[Stored data entries]
◇ ◇ ◇

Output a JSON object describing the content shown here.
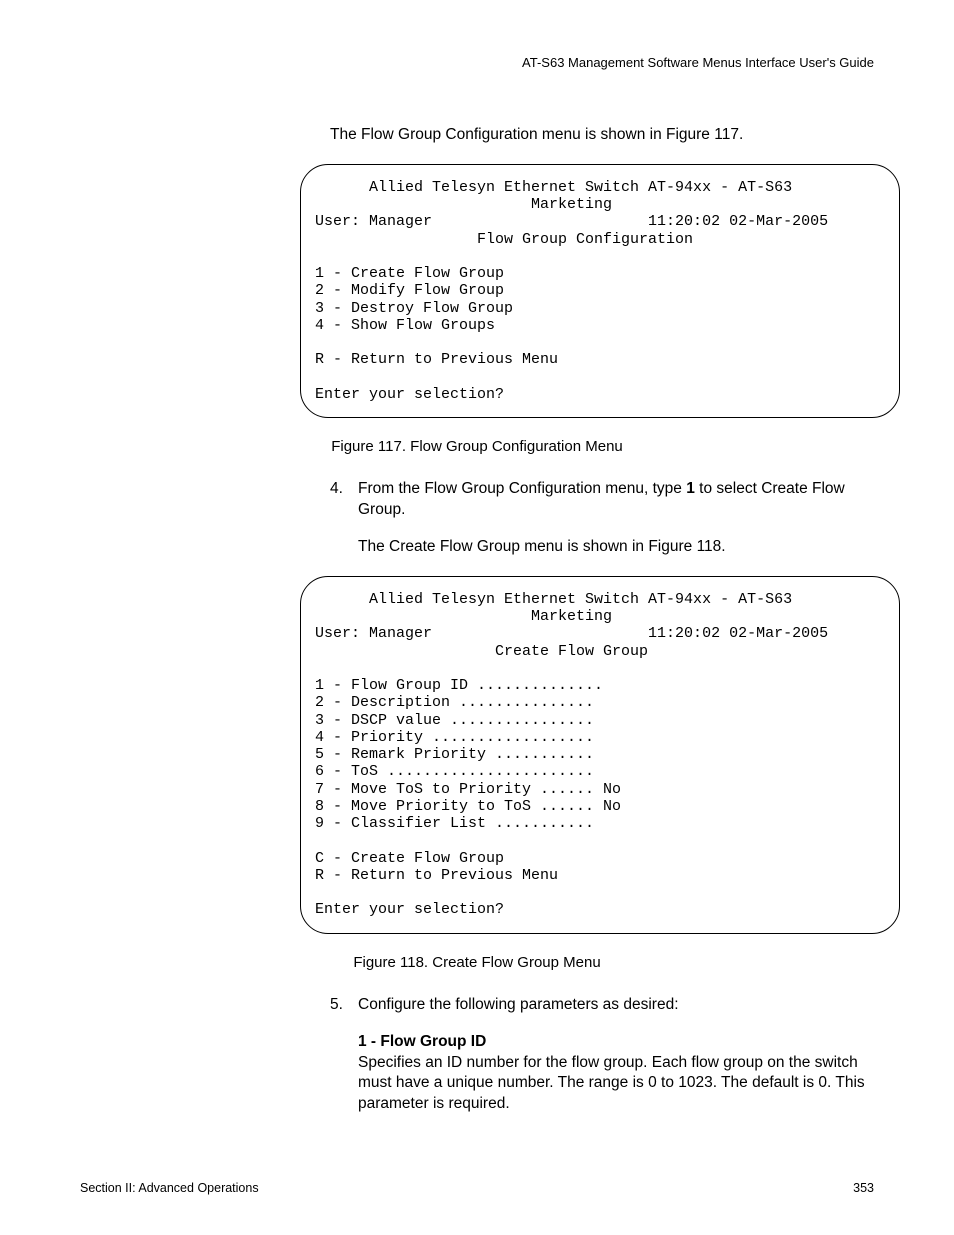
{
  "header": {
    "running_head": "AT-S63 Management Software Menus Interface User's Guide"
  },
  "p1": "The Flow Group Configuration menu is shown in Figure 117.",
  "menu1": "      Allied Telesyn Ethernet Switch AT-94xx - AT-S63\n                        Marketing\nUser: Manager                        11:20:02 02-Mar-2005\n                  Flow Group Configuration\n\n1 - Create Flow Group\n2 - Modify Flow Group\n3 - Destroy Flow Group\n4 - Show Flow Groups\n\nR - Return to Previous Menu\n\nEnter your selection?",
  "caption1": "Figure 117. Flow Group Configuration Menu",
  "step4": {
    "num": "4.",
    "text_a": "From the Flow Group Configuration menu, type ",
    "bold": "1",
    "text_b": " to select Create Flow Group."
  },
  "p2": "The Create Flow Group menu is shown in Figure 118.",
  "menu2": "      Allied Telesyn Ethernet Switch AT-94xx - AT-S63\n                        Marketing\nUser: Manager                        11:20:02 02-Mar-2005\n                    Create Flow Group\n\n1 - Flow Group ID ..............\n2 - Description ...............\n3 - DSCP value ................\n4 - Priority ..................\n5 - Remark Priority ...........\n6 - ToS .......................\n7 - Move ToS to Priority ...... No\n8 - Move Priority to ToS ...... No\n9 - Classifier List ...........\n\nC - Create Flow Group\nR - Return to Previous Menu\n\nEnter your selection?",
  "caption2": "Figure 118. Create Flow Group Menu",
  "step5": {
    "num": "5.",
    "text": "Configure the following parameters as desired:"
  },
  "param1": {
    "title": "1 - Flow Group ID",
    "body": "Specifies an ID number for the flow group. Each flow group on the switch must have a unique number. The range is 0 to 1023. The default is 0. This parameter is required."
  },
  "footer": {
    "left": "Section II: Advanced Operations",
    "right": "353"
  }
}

◇ ◇ ◇

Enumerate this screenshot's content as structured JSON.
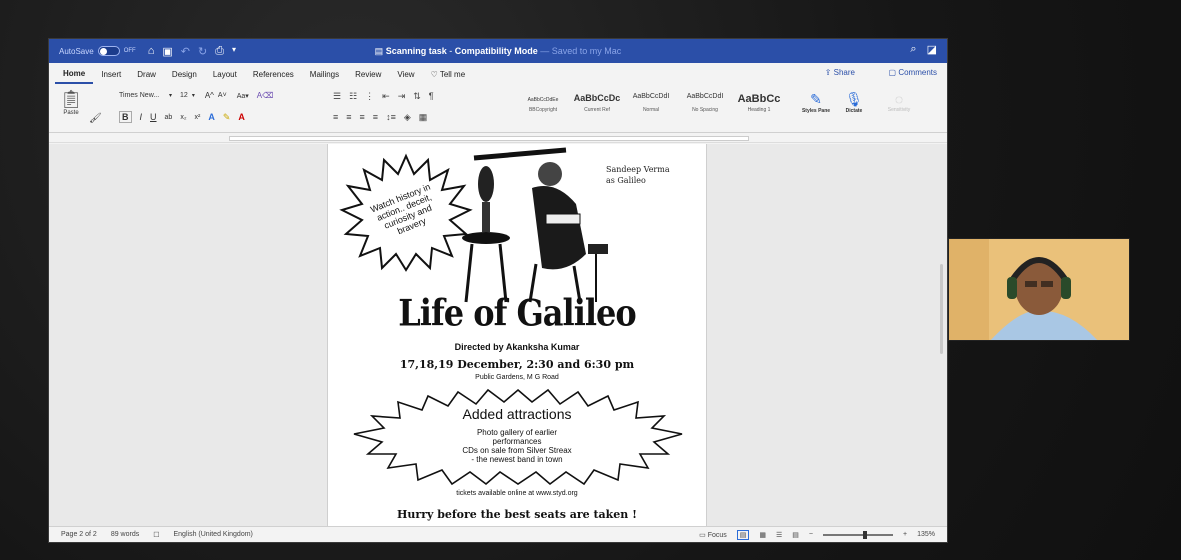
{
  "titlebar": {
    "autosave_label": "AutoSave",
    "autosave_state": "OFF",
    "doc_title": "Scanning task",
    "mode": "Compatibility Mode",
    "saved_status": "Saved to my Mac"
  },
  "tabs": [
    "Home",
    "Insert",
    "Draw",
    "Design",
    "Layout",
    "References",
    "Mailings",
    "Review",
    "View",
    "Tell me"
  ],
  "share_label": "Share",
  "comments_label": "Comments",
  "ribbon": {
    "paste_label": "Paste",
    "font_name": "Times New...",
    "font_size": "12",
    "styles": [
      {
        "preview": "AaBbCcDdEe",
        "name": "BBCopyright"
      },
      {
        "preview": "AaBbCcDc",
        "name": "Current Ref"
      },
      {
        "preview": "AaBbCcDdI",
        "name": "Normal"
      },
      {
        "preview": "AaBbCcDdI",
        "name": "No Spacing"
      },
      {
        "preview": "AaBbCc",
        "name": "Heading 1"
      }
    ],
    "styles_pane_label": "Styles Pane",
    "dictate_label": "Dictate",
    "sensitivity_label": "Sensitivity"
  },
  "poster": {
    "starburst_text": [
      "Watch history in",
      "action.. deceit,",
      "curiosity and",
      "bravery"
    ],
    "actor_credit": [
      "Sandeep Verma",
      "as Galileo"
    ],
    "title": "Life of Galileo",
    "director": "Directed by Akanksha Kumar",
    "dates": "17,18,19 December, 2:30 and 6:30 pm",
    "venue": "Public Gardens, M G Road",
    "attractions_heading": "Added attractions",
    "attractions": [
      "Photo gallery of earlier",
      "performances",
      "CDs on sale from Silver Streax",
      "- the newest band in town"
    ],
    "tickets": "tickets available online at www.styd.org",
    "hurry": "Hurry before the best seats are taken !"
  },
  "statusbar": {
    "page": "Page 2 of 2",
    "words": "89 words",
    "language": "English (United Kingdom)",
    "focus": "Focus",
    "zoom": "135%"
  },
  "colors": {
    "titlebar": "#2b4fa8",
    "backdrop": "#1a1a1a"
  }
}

◇ ◇ ◇

• _Stated task_
Search the records above for "JSON". Copy each line where it is found.

• _Solution_
Output a JSON object describing the content shown here.
Enumerate this screenshot's content as structured JSON.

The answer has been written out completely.